Skip the pictures and quote all of the lines exactly.

-- Information given start --

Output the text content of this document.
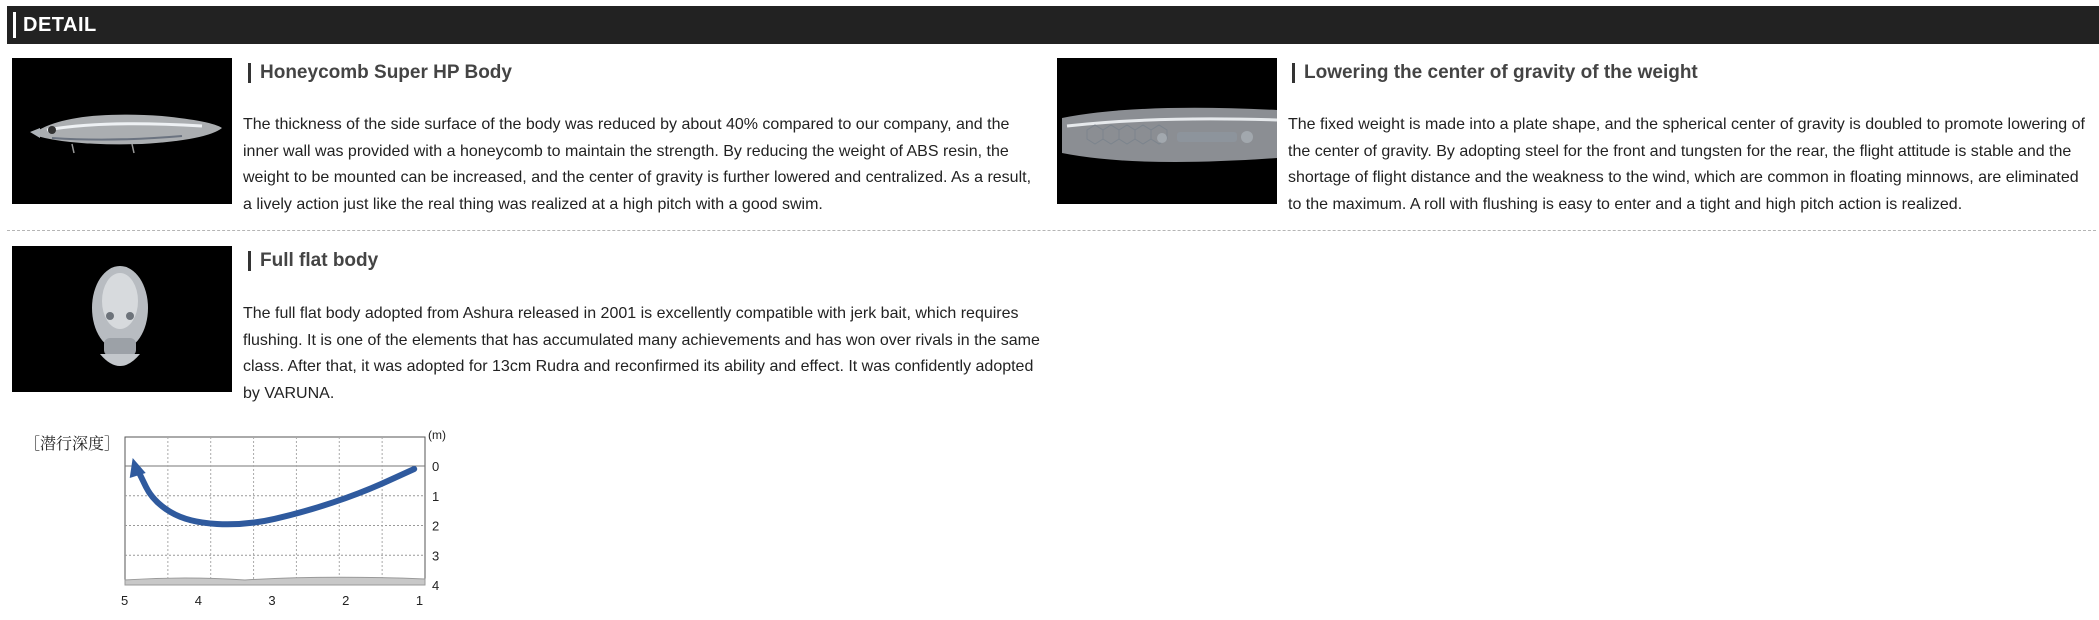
DETAIL
Honeycomb Super HP Body
The thickness of the side surface of the body was reduced by about 40% compared to our company, and the inner wall was provided with a honeycomb to maintain the strength. By reducing the weight of ABS resin, the weight to be mounted can be increased, and the center of gravity is further lowered and centralized. As a result, a lively action just like the real thing was realized at a high pitch with a good swim.
Lowering the center of gravity of the weight
The fixed weight is made into a plate shape, and the spherical center of gravity is doubled to promote lowering of the center of gravity. By adopting steel for the front and tungsten for the rear, the flight attitude is stable and the shortage of flight distance and the weakness to the wind, which are common in floating minnows, are eliminated to the maximum. A roll with flushing is easy to enter and a tight and high pitch action is realized.
Full flat body
The full flat body adopted from Ashura released in 2001 is excellently compatible with jerk bait, which requires flushing. It is one of the elements that has accumulated many achievements and has won over rivals in the same class. After that, it was adopted for 13cm Rudra and reconfirmed its ability and effect. It was confidently adopted by VARUNA.
［潜行深度］
(m)
0
1
2
3
4
5	4	3	2	1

-- Information given end --

◆ Answer to the task
Output the text content of this document.
DETAIL
Honeycomb Super HP Body
The thickness of the side surface of the body was reduced by about 40% compared to our company, and the inner wall was provided with a honeycomb to maintain the strength. By reducing the weight of ABS resin, the weight to be mounted can be increased, and the center of gravity is further lowered and centralized. As a result, a lively action just like the real thing was realized at a high pitch with a good swim.
Lowering the center of gravity of the weight
The fixed weight is made into a plate shape, and the spherical center of gravity is doubled to promote lowering of the center of gravity. By adopting steel for the front and tungsten for the rear, the flight attitude is stable and the shortage of flight distance and the weakness to the wind, which are common in floating minnows, are eliminated to the maximum. A roll with flushing is easy to enter and a tight and high pitch action is realized.
Full flat body
The full flat body adopted from Ashura released in 2001 is excellently compatible with jerk bait, which requires flushing. It is one of the elements that has accumulated many achievements and has won over rivals in the same class. After that, it was adopted for 13cm Rudra and reconfirmed its ability and effect. It was confidently adopted by VARUNA.
［潜行深度］
(m)
0
1
2
3
4
5	4	3	2	1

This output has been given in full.